→ **What the exercise asks**
List the lines of this listing that hold the word "Center".
__________________________________________________
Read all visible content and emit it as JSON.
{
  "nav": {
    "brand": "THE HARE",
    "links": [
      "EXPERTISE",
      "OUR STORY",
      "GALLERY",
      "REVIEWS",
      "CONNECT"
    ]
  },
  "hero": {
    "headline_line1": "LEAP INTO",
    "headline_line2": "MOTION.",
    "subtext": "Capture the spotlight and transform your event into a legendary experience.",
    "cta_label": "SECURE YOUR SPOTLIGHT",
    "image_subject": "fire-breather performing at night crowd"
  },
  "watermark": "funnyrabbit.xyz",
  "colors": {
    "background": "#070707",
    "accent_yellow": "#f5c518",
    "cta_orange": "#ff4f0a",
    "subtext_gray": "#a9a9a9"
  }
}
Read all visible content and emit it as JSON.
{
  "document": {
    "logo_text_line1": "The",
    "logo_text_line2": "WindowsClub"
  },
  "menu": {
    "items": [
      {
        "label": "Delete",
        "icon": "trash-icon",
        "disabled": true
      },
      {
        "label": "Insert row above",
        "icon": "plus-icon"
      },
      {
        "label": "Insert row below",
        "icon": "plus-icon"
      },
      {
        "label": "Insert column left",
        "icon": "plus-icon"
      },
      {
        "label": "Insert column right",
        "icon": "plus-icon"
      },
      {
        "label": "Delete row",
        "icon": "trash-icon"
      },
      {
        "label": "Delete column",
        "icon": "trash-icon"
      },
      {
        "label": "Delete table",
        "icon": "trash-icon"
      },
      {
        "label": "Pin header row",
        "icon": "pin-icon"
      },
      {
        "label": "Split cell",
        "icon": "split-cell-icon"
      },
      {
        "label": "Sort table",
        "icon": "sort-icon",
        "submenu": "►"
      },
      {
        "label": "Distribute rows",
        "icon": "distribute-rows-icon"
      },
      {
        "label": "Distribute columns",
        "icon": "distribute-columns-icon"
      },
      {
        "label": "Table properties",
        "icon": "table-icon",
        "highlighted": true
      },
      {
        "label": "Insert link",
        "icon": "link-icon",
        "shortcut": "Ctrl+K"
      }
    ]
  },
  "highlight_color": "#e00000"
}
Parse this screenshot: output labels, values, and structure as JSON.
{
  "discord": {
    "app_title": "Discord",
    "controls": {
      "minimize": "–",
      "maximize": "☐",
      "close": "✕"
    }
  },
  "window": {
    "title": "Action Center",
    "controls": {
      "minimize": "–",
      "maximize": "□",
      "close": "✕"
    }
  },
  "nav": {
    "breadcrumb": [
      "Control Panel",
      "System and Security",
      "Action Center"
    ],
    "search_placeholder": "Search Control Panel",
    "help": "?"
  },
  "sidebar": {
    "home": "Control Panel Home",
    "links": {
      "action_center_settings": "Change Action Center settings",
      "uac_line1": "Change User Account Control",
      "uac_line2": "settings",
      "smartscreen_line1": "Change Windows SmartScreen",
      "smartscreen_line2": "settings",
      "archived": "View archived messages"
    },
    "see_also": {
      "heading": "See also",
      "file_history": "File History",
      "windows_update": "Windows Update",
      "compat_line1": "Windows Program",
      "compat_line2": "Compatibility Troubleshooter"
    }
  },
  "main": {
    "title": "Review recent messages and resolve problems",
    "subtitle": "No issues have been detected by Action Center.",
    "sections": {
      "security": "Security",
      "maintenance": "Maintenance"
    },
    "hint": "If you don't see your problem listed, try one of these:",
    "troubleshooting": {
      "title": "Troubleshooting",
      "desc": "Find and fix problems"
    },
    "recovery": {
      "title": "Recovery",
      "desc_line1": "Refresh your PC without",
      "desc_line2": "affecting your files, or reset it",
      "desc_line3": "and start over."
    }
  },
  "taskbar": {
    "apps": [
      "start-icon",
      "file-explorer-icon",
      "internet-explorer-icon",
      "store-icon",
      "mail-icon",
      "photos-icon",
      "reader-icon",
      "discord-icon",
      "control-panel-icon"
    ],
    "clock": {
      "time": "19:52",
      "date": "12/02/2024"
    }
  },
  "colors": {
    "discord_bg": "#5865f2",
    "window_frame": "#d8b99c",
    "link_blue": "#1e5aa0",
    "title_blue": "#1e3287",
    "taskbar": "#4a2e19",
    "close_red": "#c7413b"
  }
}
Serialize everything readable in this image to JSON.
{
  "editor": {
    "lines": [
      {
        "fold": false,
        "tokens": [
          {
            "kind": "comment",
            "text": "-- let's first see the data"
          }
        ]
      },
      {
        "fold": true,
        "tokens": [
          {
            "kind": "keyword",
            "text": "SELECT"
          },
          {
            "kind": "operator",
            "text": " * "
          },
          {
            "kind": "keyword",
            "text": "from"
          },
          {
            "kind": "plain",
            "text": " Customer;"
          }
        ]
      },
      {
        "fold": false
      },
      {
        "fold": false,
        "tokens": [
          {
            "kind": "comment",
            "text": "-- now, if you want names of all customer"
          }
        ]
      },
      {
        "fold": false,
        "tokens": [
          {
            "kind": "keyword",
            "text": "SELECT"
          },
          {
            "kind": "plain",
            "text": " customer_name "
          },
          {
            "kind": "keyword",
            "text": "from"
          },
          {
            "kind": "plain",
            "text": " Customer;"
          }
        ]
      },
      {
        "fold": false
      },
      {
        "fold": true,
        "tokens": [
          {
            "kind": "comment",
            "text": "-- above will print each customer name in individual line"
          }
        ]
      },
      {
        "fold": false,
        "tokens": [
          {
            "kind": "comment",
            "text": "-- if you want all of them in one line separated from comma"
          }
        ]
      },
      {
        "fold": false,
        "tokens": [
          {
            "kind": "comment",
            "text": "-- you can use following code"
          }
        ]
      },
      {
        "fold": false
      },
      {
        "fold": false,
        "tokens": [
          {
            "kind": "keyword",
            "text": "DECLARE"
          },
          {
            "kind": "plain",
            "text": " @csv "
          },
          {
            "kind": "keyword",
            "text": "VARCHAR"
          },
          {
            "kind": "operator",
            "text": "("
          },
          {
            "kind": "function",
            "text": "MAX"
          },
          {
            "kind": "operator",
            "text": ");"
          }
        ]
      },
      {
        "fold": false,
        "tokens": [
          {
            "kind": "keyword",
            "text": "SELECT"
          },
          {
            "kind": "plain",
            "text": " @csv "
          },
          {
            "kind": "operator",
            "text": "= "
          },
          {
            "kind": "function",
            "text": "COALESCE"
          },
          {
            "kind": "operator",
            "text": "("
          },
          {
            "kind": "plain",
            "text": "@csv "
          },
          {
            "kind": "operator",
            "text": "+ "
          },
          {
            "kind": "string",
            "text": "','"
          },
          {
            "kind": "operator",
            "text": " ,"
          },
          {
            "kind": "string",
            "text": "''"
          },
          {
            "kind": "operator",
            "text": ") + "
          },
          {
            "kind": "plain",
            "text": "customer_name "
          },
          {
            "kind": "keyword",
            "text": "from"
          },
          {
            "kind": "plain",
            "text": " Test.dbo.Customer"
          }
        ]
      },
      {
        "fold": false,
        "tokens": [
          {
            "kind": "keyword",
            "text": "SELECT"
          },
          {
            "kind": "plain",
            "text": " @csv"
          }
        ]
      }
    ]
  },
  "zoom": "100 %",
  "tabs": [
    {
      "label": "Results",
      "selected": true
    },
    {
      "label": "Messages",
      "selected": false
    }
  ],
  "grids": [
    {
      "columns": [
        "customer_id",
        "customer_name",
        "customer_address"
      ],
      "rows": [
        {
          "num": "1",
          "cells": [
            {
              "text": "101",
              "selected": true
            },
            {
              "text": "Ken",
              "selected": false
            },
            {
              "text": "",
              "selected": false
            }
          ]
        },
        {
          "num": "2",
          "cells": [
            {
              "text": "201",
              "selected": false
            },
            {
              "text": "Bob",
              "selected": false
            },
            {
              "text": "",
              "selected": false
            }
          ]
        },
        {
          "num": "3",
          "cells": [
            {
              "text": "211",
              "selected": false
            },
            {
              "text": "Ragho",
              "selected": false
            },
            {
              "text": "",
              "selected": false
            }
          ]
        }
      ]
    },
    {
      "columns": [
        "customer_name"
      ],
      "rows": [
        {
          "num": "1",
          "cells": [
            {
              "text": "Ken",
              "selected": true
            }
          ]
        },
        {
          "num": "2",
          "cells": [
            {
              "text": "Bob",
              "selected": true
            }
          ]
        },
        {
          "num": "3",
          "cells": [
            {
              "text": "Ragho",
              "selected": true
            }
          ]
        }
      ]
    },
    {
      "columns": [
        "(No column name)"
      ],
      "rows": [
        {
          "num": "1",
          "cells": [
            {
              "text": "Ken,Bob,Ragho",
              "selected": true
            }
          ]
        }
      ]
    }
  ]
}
__________________________________________________
→ **Problem solution**
    "title": "Action Center",
      "Action Center"
      "action_center_settings": "Change Action Center settings",
    "subtitle": "No issues have been detected by Action Center.",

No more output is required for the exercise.